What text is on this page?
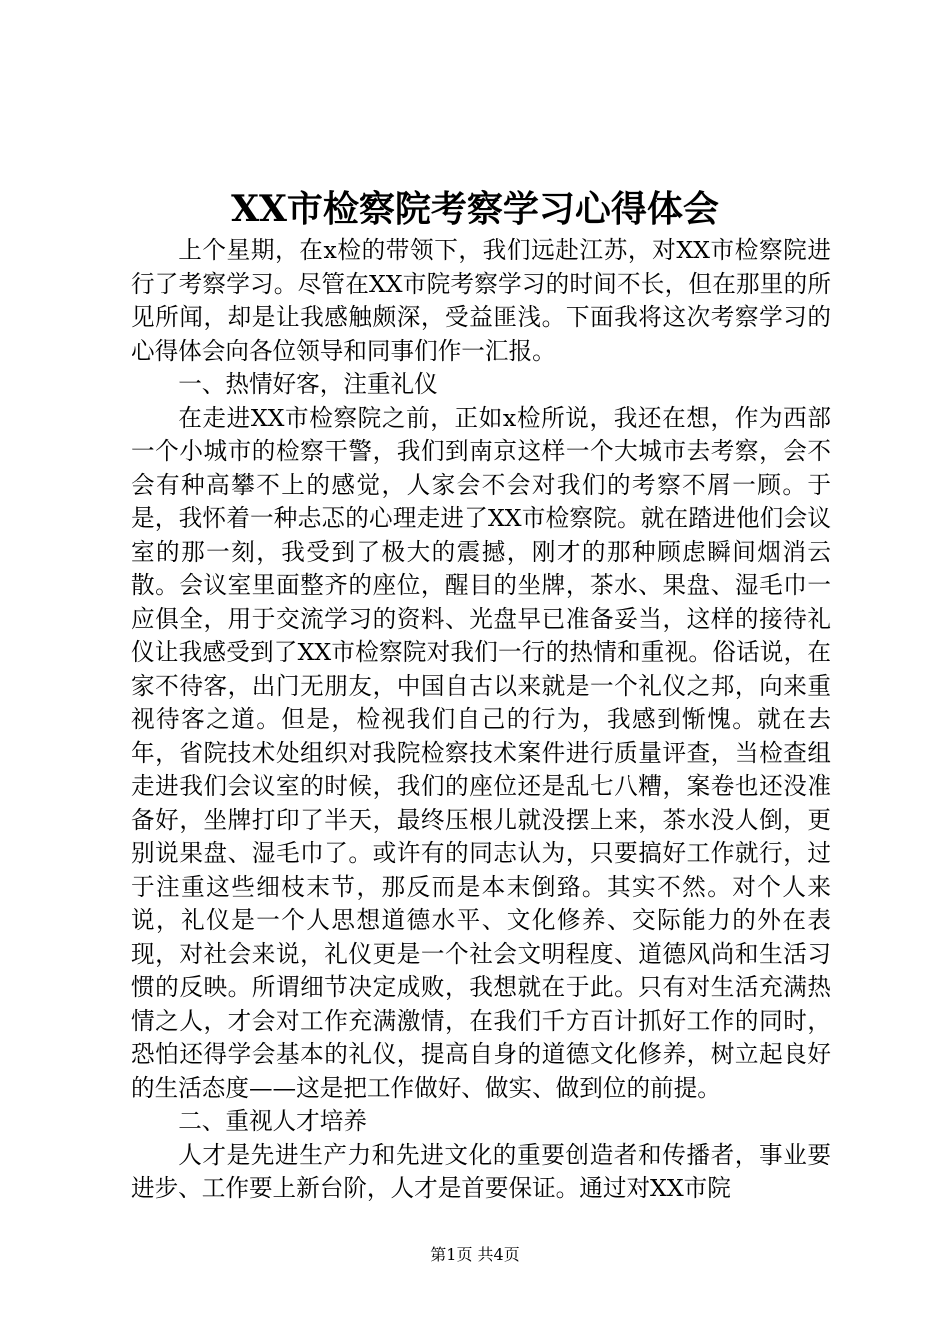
XX市检察院考察学习心得体会

上个星期，在x检的带领下，我们远赴江苏，对XX市检察院进行了考察学习。尽管在XX市院考察学习的时间不长，但在那里的所见所闻，却是让我感触颇深，受益匪浅。下面我将这次考察学习的心得体会向各位领导和同事们作一汇报。

一、热情好客，注重礼仪

在走进XX市检察院之前，正如x检所说，我还在想，作为西部一个小城市的检察干警，我们到南京这样一个大城市去考察，会不会有种高攀不上的感觉，人家会不会对我们的考察不屑一顾。于是，我怀着一种忐忑的心理走进了XX市检察院。就在踏进他们会议室的那一刻，我受到了极大的震撼，刚才的那种顾虑瞬间烟消云散。会议室里面整齐的座位，醒目的坐牌，茶水、果盘、湿毛巾一应俱全，用于交流学习的资料、光盘早已准备妥当，这样的接待礼仪让我感受到了XX市检察院对我们一行的热情和重视。俗话说，在家不待客，出门无朋友，中国自古以来就是一个礼仪之邦，向来重视待客之道。但是，检视我们自己的行为，我感到惭愧。就在去年，省院技术处组织对我院检察技术案件进行质量评查，当检查组走进我们会议室的时候，我们的座位还是乱七八糟，案卷也还没准备好，坐牌打印了半天，最终压根儿就没摆上来，茶水没人倒，更别说果盘、湿毛巾了。或许有的同志认为，只要搞好工作就行，过于注重这些细枝末节，那反而是本末倒臵。其实不然。对个人来说，礼仪是一个人思想道德水平、文化修养、交际能力的外在表现，对社会来说，礼仪更是一个社会文明程度、道德风尚和生活习惯的反映。所谓细节决定成败，我想就在于此。只有对生活充满热情之人，才会对工作充满激情，在我们千方百计抓好工作的同时，恐怕还得学会基本的礼仪，提高自身的道德文化修养，树立起良好的生活态度——这是把工作做好、做实、做到位的前提。

二、重视人才培养

人才是先进生产力和先进文化的重要创造者和传播者，事业要进步、工作要上新台阶，人才是首要保证。通过对XX市院

第1页 共4页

:: YOUR OBJECTIVE ::
Your copy should hold every record word for word and none of the pictures.

:: TASK RESPONSE ::
What text is on this page?
XX市检察院考察学习心得体会

上个星期，在x检的带领下，我们远赴江苏，对XX市检察院进行了考察学习。尽管在XX市院考察学习的时间不长，但在那里的所见所闻，却是让我感触颇深，受益匪浅。下面我将这次考察学习的心得体会向各位领导和同事们作一汇报。

一、热情好客，注重礼仪

在走进XX市检察院之前，正如x检所说，我还在想，作为西部一个小城市的检察干警，我们到南京这样一个大城市去考察，会不会有种高攀不上的感觉，人家会不会对我们的考察不屑一顾。于是，我怀着一种忐忑的心理走进了XX市检察院。就在踏进他们会议室的那一刻，我受到了极大的震撼，刚才的那种顾虑瞬间烟消云散。会议室里面整齐的座位，醒目的坐牌，茶水、果盘、湿毛巾一应俱全，用于交流学习的资料、光盘早已准备妥当，这样的接待礼仪让我感受到了XX市检察院对我们一行的热情和重视。俗话说，在家不待客，出门无朋友，中国自古以来就是一个礼仪之邦，向来重视待客之道。但是，检视我们自己的行为，我感到惭愧。就在去年，省院技术处组织对我院检察技术案件进行质量评查，当检查组走进我们会议室的时候，我们的座位还是乱七八糟，案卷也还没准备好，坐牌打印了半天，最终压根儿就没摆上来，茶水没人倒，更别说果盘、湿毛巾了。或许有的同志认为，只要搞好工作就行，过于注重这些细枝末节，那反而是本末倒臵。其实不然。对个人来说，礼仪是一个人思想道德水平、文化修养、交际能力的外在表现，对社会来说，礼仪更是一个社会文明程度、道德风尚和生活习惯的反映。所谓细节决定成败，我想就在于此。只有对生活充满热情之人，才会对工作充满激情，在我们千方百计抓好工作的同时，恐怕还得学会基本的礼仪，提高自身的道德文化修养，树立起良好的生活态度——这是把工作做好、做实、做到位的前提。

二、重视人才培养

人才是先进生产力和先进文化的重要创造者和传播者，事业要进步、工作要上新台阶，人才是首要保证。通过对XX市院

第1页 共4页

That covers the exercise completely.